- **Directions for this task**
Could every line of the data be printed exactly as it reads?

- **Recorded information**

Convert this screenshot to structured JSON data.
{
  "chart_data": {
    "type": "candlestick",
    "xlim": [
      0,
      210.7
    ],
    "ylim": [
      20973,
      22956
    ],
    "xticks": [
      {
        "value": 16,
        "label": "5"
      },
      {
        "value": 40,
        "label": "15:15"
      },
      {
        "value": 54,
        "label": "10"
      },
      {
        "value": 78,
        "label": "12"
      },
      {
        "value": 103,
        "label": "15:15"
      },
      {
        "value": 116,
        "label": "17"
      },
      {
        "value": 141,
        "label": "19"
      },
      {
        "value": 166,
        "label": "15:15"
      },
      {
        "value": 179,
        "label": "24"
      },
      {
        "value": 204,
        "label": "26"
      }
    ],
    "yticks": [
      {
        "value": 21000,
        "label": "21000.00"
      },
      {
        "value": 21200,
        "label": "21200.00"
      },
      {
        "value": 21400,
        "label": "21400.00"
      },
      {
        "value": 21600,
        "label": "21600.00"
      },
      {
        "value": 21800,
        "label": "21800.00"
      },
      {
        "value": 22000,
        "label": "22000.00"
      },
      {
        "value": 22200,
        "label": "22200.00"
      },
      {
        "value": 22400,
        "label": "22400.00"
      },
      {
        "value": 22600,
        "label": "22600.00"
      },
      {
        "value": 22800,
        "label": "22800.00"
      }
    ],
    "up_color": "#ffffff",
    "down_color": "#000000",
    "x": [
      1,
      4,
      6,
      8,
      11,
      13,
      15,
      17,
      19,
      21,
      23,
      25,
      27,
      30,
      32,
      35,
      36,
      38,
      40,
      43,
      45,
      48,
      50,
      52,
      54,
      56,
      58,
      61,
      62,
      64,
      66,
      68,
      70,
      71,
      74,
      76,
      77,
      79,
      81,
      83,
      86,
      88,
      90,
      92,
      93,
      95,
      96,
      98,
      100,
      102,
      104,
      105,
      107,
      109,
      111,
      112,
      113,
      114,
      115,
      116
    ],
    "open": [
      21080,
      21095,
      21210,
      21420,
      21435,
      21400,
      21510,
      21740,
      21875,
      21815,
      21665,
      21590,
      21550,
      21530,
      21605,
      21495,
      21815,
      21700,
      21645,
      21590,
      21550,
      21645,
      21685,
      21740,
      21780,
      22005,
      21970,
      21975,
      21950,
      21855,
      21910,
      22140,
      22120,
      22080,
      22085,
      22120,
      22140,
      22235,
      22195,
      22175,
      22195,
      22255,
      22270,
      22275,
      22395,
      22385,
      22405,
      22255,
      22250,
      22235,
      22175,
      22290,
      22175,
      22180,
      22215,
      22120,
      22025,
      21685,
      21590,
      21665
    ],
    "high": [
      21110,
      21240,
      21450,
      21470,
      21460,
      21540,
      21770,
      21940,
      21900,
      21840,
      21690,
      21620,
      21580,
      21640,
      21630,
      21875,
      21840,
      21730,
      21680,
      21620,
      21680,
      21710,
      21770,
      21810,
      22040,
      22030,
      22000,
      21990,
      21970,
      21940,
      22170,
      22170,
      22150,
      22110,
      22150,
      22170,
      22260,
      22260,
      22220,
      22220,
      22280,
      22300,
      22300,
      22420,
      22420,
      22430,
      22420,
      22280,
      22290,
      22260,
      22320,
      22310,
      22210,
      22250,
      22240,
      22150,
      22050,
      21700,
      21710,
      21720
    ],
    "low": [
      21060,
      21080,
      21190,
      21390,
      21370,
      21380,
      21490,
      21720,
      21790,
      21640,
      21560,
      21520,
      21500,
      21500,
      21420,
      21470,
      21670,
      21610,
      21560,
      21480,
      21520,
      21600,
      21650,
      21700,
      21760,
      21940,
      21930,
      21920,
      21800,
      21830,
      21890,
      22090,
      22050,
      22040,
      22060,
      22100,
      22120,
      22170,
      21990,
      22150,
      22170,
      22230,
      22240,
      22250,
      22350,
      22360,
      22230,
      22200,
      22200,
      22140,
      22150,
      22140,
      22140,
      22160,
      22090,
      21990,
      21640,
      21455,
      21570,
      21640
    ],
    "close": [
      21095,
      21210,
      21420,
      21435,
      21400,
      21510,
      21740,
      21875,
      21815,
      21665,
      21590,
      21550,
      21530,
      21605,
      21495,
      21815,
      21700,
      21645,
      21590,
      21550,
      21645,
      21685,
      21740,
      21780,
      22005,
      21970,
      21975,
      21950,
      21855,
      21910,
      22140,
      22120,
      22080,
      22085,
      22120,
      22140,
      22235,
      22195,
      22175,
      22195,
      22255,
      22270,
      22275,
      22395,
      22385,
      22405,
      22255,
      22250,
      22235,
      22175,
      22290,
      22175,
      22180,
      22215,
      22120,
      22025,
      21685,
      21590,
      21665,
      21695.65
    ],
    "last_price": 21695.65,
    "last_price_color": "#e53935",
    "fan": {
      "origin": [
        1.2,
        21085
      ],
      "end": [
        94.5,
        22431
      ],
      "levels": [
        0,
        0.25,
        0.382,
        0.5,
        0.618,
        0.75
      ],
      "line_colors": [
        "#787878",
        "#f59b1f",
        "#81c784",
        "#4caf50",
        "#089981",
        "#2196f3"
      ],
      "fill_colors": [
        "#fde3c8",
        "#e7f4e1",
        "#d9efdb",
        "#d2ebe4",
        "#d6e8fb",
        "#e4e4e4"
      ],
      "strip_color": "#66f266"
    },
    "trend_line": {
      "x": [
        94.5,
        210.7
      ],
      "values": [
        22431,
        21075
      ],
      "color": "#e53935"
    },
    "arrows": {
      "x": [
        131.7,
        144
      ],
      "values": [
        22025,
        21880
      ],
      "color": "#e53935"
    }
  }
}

- **Exercise answer**
Convert this screenshot to structured JSON data.
{
  "chart_data": {
    "type": "candlestick",
    "xlim": [
      0,
      210.7
    ],
    "ylim": [
      20973,
      22956
    ],
    "xticks": [
      {
        "value": 16,
        "label": "5"
      },
      {
        "value": 40,
        "label": "15:15"
      },
      {
        "value": 54,
        "label": "10"
      },
      {
        "value": 78,
        "label": "12"
      },
      {
        "value": 103,
        "label": "15:15"
      },
      {
        "value": 116,
        "label": "17"
      },
      {
        "value": 141,
        "label": "19"
      },
      {
        "value": 166,
        "label": "15:15"
      },
      {
        "value": 179,
        "label": "24"
      },
      {
        "value": 204,
        "label": "26"
      }
    ],
    "yticks": [
      {
        "value": 21000,
        "label": "21000.00"
      },
      {
        "value": 21200,
        "label": "21200.00"
      },
      {
        "value": 21400,
        "label": "21400.00"
      },
      {
        "value": 21600,
        "label": "21600.00"
      },
      {
        "value": 21800,
        "label": "21800.00"
      },
      {
        "value": 22000,
        "label": "22000.00"
      },
      {
        "value": 22200,
        "label": "22200.00"
      },
      {
        "value": 22400,
        "label": "22400.00"
      },
      {
        "value": 22600,
        "label": "22600.00"
      },
      {
        "value": 22800,
        "label": "22800.00"
      }
    ],
    "up_color": "#ffffff",
    "down_color": "#000000",
    "x": [
      1,
      4,
      6,
      8,
      11,
      13,
      15,
      17,
      19,
      21,
      23,
      25,
      27,
      30,
      32,
      35,
      36,
      38,
      40,
      43,
      45,
      48,
      50,
      52,
      54,
      56,
      58,
      61,
      62,
      64,
      66,
      68,
      70,
      71,
      74,
      76,
      77,
      79,
      81,
      83,
      86,
      88,
      90,
      92,
      93,
      95,
      96,
      98,
      100,
      102,
      104,
      105,
      107,
      109,
      111,
      112,
      113,
      114,
      115,
      116
    ],
    "open": [
      21080,
      21095,
      21210,
      21420,
      21435,
      21400,
      21510,
      21740,
      21875,
      21815,
      21665,
      21590,
      21550,
      21530,
      21605,
      21495,
      21815,
      21700,
      21645,
      21590,
      21550,
      21645,
      21685,
      21740,
      21780,
      22005,
      21970,
      21975,
      21950,
      21855,
      21910,
      22140,
      22120,
      22080,
      22085,
      22120,
      22140,
      22235,
      22195,
      22175,
      22195,
      22255,
      22270,
      22275,
      22395,
      22385,
      22405,
      22255,
      22250,
      22235,
      22175,
      22290,
      22175,
      22180,
      22215,
      22120,
      22025,
      21685,
      21590,
      21665
    ],
    "high": [
      21110,
      21240,
      21450,
      21470,
      21460,
      21540,
      21770,
      21940,
      21900,
      21840,
      21690,
      21620,
      21580,
      21640,
      21630,
      21875,
      21840,
      21730,
      21680,
      21620,
      21680,
      21710,
      21770,
      21810,
      22040,
      22030,
      22000,
      21990,
      21970,
      21940,
      22170,
      22170,
      22150,
      22110,
      22150,
      22170,
      22260,
      22260,
      22220,
      22220,
      22280,
      22300,
      22300,
      22420,
      22420,
      22430,
      22420,
      22280,
      22290,
      22260,
      22320,
      22310,
      22210,
      22250,
      22240,
      22150,
      22050,
      21700,
      21710,
      21720
    ],
    "low": [
      21060,
      21080,
      21190,
      21390,
      21370,
      21380,
      21490,
      21720,
      21790,
      21640,
      21560,
      21520,
      21500,
      21500,
      21420,
      21470,
      21670,
      21610,
      21560,
      21480,
      21520,
      21600,
      21650,
      21700,
      21760,
      21940,
      21930,
      21920,
      21800,
      21830,
      21890,
      22090,
      22050,
      22040,
      22060,
      22100,
      22120,
      22170,
      21990,
      22150,
      22170,
      22230,
      22240,
      22250,
      22350,
      22360,
      22230,
      22200,
      22200,
      22140,
      22150,
      22140,
      22140,
      22160,
      22090,
      21990,
      21640,
      21455,
      21570,
      21640
    ],
    "close": [
      21095,
      21210,
      21420,
      21435,
      21400,
      21510,
      21740,
      21875,
      21815,
      21665,
      21590,
      21550,
      21530,
      21605,
      21495,
      21815,
      21700,
      21645,
      21590,
      21550,
      21645,
      21685,
      21740,
      21780,
      22005,
      21970,
      21975,
      21950,
      21855,
      21910,
      22140,
      22120,
      22080,
      22085,
      22120,
      22140,
      22235,
      22195,
      22175,
      22195,
      22255,
      22270,
      22275,
      22395,
      22385,
      22405,
      22255,
      22250,
      22235,
      22175,
      22290,
      22175,
      22180,
      22215,
      22120,
      22025,
      21685,
      21590,
      21665,
      21695.65
    ],
    "last_price": 21695.65,
    "last_price_color": "#e53935",
    "fan": {
      "origin": [
        1.2,
        21085
      ],
      "end": [
        94.5,
        22431
      ],
      "levels": [
        0,
        0.25,
        0.382,
        0.5,
        0.618,
        0.75
      ],
      "line_colors": [
        "#787878",
        "#f59b1f",
        "#81c784",
        "#4caf50",
        "#089981",
        "#2196f3"
      ],
      "fill_colors": [
        "#fde3c8",
        "#e7f4e1",
        "#d9efdb",
        "#d2ebe4",
        "#d6e8fb",
        "#e4e4e4"
      ],
      "strip_color": "#66f266"
    },
    "trend_line": {
      "x": [
        94.5,
        210.7
      ],
      "values": [
        22431,
        21075
      ],
      "color": "#e53935"
    },
    "arrows": {
      "x": [
        131.7,
        144
      ],
      "values": [
        22025,
        21880
      ],
      "color": "#e53935"
    }
  }
}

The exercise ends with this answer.